→ TASK TO CARRY OUT
Without altering anything, output the material below.

Dataset entries on figures:
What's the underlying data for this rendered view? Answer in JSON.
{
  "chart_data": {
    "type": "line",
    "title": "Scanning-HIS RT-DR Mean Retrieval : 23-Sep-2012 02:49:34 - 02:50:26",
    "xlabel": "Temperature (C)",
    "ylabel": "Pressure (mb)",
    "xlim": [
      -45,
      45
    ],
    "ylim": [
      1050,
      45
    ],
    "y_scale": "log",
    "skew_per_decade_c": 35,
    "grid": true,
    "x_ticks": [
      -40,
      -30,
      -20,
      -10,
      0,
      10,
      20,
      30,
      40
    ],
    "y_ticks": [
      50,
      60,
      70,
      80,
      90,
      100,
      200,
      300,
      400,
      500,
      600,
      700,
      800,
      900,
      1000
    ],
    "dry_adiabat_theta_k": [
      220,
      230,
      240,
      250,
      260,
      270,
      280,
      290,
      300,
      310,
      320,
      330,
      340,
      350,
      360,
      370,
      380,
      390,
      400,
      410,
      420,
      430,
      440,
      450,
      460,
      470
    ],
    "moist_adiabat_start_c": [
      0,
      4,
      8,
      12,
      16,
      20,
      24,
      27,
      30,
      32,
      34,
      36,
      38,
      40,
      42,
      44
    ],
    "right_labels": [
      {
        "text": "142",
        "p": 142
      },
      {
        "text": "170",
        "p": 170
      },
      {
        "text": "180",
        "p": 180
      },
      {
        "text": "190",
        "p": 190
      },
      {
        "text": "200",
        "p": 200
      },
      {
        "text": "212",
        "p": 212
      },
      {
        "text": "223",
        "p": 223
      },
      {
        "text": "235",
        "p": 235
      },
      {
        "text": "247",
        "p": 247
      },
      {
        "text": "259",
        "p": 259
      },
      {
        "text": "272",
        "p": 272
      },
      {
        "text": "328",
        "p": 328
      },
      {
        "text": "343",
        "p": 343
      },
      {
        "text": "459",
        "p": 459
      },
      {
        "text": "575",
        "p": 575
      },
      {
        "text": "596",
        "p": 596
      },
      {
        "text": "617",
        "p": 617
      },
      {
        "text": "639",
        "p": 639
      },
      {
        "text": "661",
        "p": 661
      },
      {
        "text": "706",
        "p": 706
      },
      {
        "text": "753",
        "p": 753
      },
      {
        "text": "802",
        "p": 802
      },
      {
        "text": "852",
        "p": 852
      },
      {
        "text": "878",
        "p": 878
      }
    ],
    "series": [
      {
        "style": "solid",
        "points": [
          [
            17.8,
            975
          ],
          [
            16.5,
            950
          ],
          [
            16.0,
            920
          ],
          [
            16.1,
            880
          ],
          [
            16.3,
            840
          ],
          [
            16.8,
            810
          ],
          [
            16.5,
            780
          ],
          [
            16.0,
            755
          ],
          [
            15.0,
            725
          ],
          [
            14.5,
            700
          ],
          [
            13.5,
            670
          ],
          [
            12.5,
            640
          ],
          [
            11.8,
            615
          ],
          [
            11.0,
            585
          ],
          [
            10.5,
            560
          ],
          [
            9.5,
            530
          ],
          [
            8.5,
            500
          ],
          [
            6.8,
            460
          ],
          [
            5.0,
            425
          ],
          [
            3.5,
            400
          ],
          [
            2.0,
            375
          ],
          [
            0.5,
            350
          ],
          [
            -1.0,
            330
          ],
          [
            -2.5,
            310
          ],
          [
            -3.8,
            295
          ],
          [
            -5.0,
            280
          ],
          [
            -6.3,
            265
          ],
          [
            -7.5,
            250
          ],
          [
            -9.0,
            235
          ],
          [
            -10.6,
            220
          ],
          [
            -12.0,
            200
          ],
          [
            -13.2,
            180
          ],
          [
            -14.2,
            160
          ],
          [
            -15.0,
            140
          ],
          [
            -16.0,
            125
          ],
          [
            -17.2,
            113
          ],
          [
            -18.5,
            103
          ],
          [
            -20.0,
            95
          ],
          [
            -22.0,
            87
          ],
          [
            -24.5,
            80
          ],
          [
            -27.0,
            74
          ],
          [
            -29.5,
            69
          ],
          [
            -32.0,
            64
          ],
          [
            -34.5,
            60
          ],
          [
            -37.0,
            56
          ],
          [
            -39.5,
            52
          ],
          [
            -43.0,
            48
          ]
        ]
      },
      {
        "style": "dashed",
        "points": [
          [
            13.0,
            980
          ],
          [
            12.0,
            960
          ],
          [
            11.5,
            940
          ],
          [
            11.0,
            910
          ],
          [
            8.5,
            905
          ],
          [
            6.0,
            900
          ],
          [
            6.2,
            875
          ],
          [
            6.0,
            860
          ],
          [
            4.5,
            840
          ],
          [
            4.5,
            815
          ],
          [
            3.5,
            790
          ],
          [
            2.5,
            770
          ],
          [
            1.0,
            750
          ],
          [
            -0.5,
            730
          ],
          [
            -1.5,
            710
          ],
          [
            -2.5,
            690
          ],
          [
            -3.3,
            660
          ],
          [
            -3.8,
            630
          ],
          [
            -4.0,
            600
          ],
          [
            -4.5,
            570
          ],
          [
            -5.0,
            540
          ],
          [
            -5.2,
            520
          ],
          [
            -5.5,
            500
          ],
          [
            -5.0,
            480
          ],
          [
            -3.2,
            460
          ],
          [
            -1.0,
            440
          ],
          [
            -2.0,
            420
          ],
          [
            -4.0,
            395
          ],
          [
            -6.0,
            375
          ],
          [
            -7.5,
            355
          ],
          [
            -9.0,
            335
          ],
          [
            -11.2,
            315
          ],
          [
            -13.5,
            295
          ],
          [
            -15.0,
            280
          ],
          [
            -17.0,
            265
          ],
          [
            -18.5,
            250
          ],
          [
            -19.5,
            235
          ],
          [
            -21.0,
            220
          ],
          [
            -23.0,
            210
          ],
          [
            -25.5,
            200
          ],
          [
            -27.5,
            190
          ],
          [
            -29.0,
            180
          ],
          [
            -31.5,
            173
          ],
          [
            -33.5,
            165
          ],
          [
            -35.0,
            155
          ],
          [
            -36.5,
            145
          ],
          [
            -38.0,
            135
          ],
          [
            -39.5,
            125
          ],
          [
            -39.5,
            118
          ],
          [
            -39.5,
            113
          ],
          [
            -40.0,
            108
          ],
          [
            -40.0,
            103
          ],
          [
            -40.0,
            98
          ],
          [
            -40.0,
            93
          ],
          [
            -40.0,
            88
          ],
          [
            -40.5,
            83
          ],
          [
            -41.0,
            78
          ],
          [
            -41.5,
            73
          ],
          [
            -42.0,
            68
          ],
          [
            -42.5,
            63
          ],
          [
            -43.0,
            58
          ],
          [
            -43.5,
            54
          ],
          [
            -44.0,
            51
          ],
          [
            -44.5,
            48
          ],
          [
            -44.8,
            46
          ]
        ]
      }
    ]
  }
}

→ EXERCISE SOLUTION
What's the underlying data for this rendered view? Answer in JSON.
{
  "chart_data": {
    "type": "line",
    "title": "Scanning-HIS RT-DR Mean Retrieval : 23-Sep-2012 02:49:34 - 02:50:26",
    "xlabel": "Temperature (C)",
    "ylabel": "Pressure (mb)",
    "xlim": [
      -45,
      45
    ],
    "ylim": [
      1050,
      45
    ],
    "y_scale": "log",
    "skew_per_decade_c": 35,
    "grid": true,
    "x_ticks": [
      -40,
      -30,
      -20,
      -10,
      0,
      10,
      20,
      30,
      40
    ],
    "y_ticks": [
      50,
      60,
      70,
      80,
      90,
      100,
      200,
      300,
      400,
      500,
      600,
      700,
      800,
      900,
      1000
    ],
    "dry_adiabat_theta_k": [
      220,
      230,
      240,
      250,
      260,
      270,
      280,
      290,
      300,
      310,
      320,
      330,
      340,
      350,
      360,
      370,
      380,
      390,
      400,
      410,
      420,
      430,
      440,
      450,
      460,
      470
    ],
    "moist_adiabat_start_c": [
      0,
      4,
      8,
      12,
      16,
      20,
      24,
      27,
      30,
      32,
      34,
      36,
      38,
      40,
      42,
      44
    ],
    "right_labels": [
      {
        "text": "142",
        "p": 142
      },
      {
        "text": "170",
        "p": 170
      },
      {
        "text": "180",
        "p": 180
      },
      {
        "text": "190",
        "p": 190
      },
      {
        "text": "200",
        "p": 200
      },
      {
        "text": "212",
        "p": 212
      },
      {
        "text": "223",
        "p": 223
      },
      {
        "text": "235",
        "p": 235
      },
      {
        "text": "247",
        "p": 247
      },
      {
        "text": "259",
        "p": 259
      },
      {
        "text": "272",
        "p": 272
      },
      {
        "text": "328",
        "p": 328
      },
      {
        "text": "343",
        "p": 343
      },
      {
        "text": "459",
        "p": 459
      },
      {
        "text": "575",
        "p": 575
      },
      {
        "text": "596",
        "p": 596
      },
      {
        "text": "617",
        "p": 617
      },
      {
        "text": "639",
        "p": 639
      },
      {
        "text": "661",
        "p": 661
      },
      {
        "text": "706",
        "p": 706
      },
      {
        "text": "753",
        "p": 753
      },
      {
        "text": "802",
        "p": 802
      },
      {
        "text": "852",
        "p": 852
      },
      {
        "text": "878",
        "p": 878
      }
    ],
    "series": [
      {
        "style": "solid",
        "points": [
          [
            17.8,
            975
          ],
          [
            16.5,
            950
          ],
          [
            16.0,
            920
          ],
          [
            16.1,
            880
          ],
          [
            16.3,
            840
          ],
          [
            16.8,
            810
          ],
          [
            16.5,
            780
          ],
          [
            16.0,
            755
          ],
          [
            15.0,
            725
          ],
          [
            14.5,
            700
          ],
          [
            13.5,
            670
          ],
          [
            12.5,
            640
          ],
          [
            11.8,
            615
          ],
          [
            11.0,
            585
          ],
          [
            10.5,
            560
          ],
          [
            9.5,
            530
          ],
          [
            8.5,
            500
          ],
          [
            6.8,
            460
          ],
          [
            5.0,
            425
          ],
          [
            3.5,
            400
          ],
          [
            2.0,
            375
          ],
          [
            0.5,
            350
          ],
          [
            -1.0,
            330
          ],
          [
            -2.5,
            310
          ],
          [
            -3.8,
            295
          ],
          [
            -5.0,
            280
          ],
          [
            -6.3,
            265
          ],
          [
            -7.5,
            250
          ],
          [
            -9.0,
            235
          ],
          [
            -10.6,
            220
          ],
          [
            -12.0,
            200
          ],
          [
            -13.2,
            180
          ],
          [
            -14.2,
            160
          ],
          [
            -15.0,
            140
          ],
          [
            -16.0,
            125
          ],
          [
            -17.2,
            113
          ],
          [
            -18.5,
            103
          ],
          [
            -20.0,
            95
          ],
          [
            -22.0,
            87
          ],
          [
            -24.5,
            80
          ],
          [
            -27.0,
            74
          ],
          [
            -29.5,
            69
          ],
          [
            -32.0,
            64
          ],
          [
            -34.5,
            60
          ],
          [
            -37.0,
            56
          ],
          [
            -39.5,
            52
          ],
          [
            -43.0,
            48
          ]
        ]
      },
      {
        "style": "dashed",
        "points": [
          [
            13.0,
            980
          ],
          [
            12.0,
            960
          ],
          [
            11.5,
            940
          ],
          [
            11.0,
            910
          ],
          [
            8.5,
            905
          ],
          [
            6.0,
            900
          ],
          [
            6.2,
            875
          ],
          [
            6.0,
            860
          ],
          [
            4.5,
            840
          ],
          [
            4.5,
            815
          ],
          [
            3.5,
            790
          ],
          [
            2.5,
            770
          ],
          [
            1.0,
            750
          ],
          [
            -0.5,
            730
          ],
          [
            -1.5,
            710
          ],
          [
            -2.5,
            690
          ],
          [
            -3.3,
            660
          ],
          [
            -3.8,
            630
          ],
          [
            -4.0,
            600
          ],
          [
            -4.5,
            570
          ],
          [
            -5.0,
            540
          ],
          [
            -5.2,
            520
          ],
          [
            -5.5,
            500
          ],
          [
            -5.0,
            480
          ],
          [
            -3.2,
            460
          ],
          [
            -1.0,
            440
          ],
          [
            -2.0,
            420
          ],
          [
            -4.0,
            395
          ],
          [
            -6.0,
            375
          ],
          [
            -7.5,
            355
          ],
          [
            -9.0,
            335
          ],
          [
            -11.2,
            315
          ],
          [
            -13.5,
            295
          ],
          [
            -15.0,
            280
          ],
          [
            -17.0,
            265
          ],
          [
            -18.5,
            250
          ],
          [
            -19.5,
            235
          ],
          [
            -21.0,
            220
          ],
          [
            -23.0,
            210
          ],
          [
            -25.5,
            200
          ],
          [
            -27.5,
            190
          ],
          [
            -29.0,
            180
          ],
          [
            -31.5,
            173
          ],
          [
            -33.5,
            165
          ],
          [
            -35.0,
            155
          ],
          [
            -36.5,
            145
          ],
          [
            -38.0,
            135
          ],
          [
            -39.5,
            125
          ],
          [
            -39.5,
            118
          ],
          [
            -39.5,
            113
          ],
          [
            -40.0,
            108
          ],
          [
            -40.0,
            103
          ],
          [
            -40.0,
            98
          ],
          [
            -40.0,
            93
          ],
          [
            -40.0,
            88
          ],
          [
            -40.5,
            83
          ],
          [
            -41.0,
            78
          ],
          [
            -41.5,
            73
          ],
          [
            -42.0,
            68
          ],
          [
            -42.5,
            63
          ],
          [
            -43.0,
            58
          ],
          [
            -43.5,
            54
          ],
          [
            -44.0,
            51
          ],
          [
            -44.5,
            48
          ],
          [
            -44.8,
            46
          ]
        ]
      }
    ]
  }
}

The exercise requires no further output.